TASK STATEMENT:
Look below. Copy each line that has "this" in it.

** BEGIN DATASET ENTRIES **

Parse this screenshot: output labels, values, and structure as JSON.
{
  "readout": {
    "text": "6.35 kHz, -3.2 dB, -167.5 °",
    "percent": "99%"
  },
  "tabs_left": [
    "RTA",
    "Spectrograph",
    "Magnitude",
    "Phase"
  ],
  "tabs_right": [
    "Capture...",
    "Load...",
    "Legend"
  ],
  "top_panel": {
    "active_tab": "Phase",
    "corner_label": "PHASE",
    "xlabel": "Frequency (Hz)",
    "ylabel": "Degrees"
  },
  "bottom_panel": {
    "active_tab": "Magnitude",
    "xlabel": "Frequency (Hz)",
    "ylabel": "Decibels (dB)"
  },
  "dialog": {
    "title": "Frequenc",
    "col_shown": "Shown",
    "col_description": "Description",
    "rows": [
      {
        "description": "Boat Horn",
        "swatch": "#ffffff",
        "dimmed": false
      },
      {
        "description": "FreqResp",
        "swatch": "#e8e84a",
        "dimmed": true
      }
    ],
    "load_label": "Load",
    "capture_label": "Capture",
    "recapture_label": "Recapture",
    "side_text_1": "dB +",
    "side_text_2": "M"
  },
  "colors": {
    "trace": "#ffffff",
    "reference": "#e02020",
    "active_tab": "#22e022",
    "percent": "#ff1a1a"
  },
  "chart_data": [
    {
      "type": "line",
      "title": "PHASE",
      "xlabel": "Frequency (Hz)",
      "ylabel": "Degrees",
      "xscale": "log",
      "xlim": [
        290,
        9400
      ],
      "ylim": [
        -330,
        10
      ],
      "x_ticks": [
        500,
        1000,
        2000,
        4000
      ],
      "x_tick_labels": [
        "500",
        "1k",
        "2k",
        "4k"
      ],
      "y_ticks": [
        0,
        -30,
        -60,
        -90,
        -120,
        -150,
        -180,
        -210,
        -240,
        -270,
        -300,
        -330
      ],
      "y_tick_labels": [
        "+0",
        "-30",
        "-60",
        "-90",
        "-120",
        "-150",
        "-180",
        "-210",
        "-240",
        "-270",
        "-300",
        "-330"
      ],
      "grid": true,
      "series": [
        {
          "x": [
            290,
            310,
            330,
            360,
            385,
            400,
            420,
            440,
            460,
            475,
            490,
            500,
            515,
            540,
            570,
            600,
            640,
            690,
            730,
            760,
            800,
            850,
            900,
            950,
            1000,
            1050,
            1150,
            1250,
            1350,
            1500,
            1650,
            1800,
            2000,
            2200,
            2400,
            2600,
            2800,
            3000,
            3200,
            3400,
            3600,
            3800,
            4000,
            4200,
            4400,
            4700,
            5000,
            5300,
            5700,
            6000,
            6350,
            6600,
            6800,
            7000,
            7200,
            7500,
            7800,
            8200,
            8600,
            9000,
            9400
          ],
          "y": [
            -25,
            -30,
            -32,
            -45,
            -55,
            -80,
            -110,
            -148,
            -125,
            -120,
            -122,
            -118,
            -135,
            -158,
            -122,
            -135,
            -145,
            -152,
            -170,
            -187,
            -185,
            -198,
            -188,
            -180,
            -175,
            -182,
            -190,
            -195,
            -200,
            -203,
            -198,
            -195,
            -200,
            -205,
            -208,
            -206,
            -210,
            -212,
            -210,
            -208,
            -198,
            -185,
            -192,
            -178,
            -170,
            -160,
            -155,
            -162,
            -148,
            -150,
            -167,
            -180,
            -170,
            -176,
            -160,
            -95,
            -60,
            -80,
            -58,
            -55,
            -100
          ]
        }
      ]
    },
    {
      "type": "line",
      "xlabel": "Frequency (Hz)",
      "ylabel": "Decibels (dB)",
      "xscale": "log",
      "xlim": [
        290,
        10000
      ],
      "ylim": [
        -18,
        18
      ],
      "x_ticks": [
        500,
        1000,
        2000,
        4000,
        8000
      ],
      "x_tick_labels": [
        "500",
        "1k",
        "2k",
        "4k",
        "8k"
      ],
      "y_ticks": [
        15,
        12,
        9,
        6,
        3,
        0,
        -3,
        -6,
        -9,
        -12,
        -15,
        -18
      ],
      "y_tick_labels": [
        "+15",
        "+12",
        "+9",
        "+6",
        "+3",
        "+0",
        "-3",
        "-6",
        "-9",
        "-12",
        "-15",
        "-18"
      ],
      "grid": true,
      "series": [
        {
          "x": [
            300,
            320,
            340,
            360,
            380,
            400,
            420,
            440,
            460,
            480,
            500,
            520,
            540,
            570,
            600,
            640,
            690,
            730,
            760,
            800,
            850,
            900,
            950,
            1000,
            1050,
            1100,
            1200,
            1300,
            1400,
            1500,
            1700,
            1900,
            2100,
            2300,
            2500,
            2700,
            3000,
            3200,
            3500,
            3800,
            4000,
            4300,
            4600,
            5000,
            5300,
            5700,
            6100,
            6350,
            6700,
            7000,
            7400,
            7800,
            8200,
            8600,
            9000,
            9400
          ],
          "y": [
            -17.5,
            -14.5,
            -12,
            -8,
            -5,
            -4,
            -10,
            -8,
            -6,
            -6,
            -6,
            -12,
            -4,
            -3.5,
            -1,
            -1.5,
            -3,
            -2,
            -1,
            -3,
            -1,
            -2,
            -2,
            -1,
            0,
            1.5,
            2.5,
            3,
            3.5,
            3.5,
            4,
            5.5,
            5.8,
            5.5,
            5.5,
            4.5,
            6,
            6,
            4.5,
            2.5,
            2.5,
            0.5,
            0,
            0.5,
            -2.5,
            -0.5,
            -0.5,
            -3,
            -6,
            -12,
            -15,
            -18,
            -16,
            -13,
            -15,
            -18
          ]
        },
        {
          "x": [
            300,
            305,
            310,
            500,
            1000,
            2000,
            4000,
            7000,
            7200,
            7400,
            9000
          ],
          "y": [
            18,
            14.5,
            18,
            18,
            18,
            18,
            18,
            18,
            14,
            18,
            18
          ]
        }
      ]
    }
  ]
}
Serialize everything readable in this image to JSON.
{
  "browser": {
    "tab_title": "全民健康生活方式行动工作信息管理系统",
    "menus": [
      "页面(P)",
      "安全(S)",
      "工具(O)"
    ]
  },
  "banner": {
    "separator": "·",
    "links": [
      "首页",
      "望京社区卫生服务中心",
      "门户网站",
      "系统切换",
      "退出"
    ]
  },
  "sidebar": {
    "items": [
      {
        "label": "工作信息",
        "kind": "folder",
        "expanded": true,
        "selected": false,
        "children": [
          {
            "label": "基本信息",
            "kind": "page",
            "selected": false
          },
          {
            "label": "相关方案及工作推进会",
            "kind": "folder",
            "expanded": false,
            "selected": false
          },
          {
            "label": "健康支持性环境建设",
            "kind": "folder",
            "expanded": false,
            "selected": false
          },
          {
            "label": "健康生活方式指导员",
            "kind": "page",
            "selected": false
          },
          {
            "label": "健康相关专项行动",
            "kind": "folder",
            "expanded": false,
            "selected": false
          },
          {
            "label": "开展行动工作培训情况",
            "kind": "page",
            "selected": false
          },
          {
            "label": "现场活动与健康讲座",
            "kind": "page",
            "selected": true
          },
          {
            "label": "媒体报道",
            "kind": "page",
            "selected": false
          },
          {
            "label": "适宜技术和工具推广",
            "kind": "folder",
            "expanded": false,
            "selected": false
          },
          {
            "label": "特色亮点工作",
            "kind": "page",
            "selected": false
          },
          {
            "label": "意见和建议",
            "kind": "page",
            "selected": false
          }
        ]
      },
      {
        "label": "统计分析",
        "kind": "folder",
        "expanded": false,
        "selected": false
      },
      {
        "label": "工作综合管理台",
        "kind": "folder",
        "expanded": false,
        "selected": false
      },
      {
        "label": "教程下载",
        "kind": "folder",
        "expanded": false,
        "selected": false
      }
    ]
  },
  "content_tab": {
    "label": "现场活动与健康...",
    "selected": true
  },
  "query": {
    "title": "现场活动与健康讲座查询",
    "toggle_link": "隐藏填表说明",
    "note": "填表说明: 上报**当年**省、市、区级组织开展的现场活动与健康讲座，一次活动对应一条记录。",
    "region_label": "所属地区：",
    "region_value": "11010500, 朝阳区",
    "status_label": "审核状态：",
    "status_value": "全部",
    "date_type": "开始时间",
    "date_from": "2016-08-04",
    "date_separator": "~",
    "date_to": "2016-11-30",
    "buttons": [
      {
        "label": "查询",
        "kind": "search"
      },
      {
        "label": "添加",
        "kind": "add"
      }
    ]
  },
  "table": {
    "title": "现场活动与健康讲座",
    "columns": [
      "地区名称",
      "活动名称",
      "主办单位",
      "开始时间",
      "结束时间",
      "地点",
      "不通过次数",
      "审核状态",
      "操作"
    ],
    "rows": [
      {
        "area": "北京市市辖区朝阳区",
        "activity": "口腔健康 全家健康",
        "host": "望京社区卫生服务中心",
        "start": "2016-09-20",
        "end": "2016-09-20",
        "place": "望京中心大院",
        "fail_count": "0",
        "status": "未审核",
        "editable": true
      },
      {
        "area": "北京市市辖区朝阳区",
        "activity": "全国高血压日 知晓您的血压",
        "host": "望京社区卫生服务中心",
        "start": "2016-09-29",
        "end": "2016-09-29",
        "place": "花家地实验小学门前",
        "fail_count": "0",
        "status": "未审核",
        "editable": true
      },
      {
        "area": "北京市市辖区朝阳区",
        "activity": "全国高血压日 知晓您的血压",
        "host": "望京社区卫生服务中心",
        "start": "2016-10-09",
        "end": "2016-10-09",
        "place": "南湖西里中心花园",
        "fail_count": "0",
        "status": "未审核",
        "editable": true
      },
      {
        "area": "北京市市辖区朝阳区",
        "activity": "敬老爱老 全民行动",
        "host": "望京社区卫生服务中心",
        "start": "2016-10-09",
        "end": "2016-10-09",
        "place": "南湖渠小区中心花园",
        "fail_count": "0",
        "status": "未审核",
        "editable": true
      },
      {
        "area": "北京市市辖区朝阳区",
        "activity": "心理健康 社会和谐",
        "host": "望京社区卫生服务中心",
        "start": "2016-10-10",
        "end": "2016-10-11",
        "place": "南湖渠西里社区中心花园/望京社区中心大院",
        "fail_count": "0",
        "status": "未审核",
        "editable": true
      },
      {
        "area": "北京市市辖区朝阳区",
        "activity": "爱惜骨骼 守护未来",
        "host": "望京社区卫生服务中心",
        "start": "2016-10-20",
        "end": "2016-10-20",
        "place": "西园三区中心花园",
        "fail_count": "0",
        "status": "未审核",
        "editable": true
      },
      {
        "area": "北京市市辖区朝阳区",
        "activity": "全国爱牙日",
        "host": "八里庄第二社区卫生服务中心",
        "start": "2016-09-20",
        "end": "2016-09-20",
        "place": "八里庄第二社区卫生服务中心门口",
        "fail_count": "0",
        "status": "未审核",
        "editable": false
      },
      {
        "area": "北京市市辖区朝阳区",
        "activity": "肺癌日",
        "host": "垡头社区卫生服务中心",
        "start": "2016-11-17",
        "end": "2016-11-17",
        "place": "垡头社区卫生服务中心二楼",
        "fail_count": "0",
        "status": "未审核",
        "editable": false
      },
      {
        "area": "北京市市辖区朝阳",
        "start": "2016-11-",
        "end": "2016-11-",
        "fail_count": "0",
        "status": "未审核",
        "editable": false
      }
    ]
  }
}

** END DATASET ENTRIES **

ANSWER:
Parse this screenshot: output labels, values, and structure as JSON.
Serialize everything readable in this image to JSON.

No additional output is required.